(Given request): The records that follow must be reproduced in full, exactly as written.

(Extracted information):
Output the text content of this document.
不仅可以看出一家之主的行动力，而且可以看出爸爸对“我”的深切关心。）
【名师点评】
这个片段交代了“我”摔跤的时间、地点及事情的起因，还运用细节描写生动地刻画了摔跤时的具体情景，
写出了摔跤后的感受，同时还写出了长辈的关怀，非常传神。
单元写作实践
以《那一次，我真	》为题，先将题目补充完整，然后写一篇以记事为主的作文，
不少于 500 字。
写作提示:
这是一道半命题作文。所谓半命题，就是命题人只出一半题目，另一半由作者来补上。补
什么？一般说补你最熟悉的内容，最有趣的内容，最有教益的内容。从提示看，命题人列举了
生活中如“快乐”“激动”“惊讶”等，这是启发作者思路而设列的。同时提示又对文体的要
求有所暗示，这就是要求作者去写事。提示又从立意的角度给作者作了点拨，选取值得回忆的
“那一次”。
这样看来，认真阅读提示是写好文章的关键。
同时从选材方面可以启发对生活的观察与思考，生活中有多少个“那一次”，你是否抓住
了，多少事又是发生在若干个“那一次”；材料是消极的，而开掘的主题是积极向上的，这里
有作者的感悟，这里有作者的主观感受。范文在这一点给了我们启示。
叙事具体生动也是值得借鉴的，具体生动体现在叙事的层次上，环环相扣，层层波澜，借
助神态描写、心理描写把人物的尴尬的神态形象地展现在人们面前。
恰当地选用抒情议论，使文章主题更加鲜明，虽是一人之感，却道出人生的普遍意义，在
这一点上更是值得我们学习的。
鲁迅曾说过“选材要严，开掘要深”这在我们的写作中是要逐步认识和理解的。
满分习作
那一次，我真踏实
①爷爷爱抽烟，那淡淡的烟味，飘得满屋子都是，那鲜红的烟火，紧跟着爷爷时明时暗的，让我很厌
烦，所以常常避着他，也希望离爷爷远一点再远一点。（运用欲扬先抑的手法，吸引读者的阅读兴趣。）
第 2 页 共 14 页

(Completed exercise):
Output the text content of this document.
不仅可以看出一家之主的行动力，而且可以看出爸爸对“我”的深切关心。）
【名师点评】
这个片段交代了“我”摔跤的时间、地点及事情的起因，还运用细节描写生动地刻画了摔跤时的具体情景，
写出了摔跤后的感受，同时还写出了长辈的关怀，非常传神。
单元写作实践
以《那一次，我真	》为题，先将题目补充完整，然后写一篇以记事为主的作文，
不少于 500 字。
写作提示:
这是一道半命题作文。所谓半命题，就是命题人只出一半题目，另一半由作者来补上。补
什么？一般说补你最熟悉的内容，最有趣的内容，最有教益的内容。从提示看，命题人列举了
生活中如“快乐”“激动”“惊讶”等，这是启发作者思路而设列的。同时提示又对文体的要
求有所暗示，这就是要求作者去写事。提示又从立意的角度给作者作了点拨，选取值得回忆的
“那一次”。
这样看来，认真阅读提示是写好文章的关键。
同时从选材方面可以启发对生活的观察与思考，生活中有多少个“那一次”，你是否抓住
了，多少事又是发生在若干个“那一次”；材料是消极的，而开掘的主题是积极向上的，这里
有作者的感悟，这里有作者的主观感受。范文在这一点给了我们启示。
叙事具体生动也是值得借鉴的，具体生动体现在叙事的层次上，环环相扣，层层波澜，借
助神态描写、心理描写把人物的尴尬的神态形象地展现在人们面前。
恰当地选用抒情议论，使文章主题更加鲜明，虽是一人之感，却道出人生的普遍意义，在
这一点上更是值得我们学习的。
鲁迅曾说过“选材要严，开掘要深”这在我们的写作中是要逐步认识和理解的。
满分习作
那一次，我真踏实
①爷爷爱抽烟，那淡淡的烟味，飘得满屋子都是，那鲜红的烟火，紧跟着爷爷时明时暗的，让我很厌
烦，所以常常避着他，也希望离爷爷远一点再远一点。（运用欲扬先抑的手法，吸引读者的阅读兴趣。）
第 2 页 共 14 页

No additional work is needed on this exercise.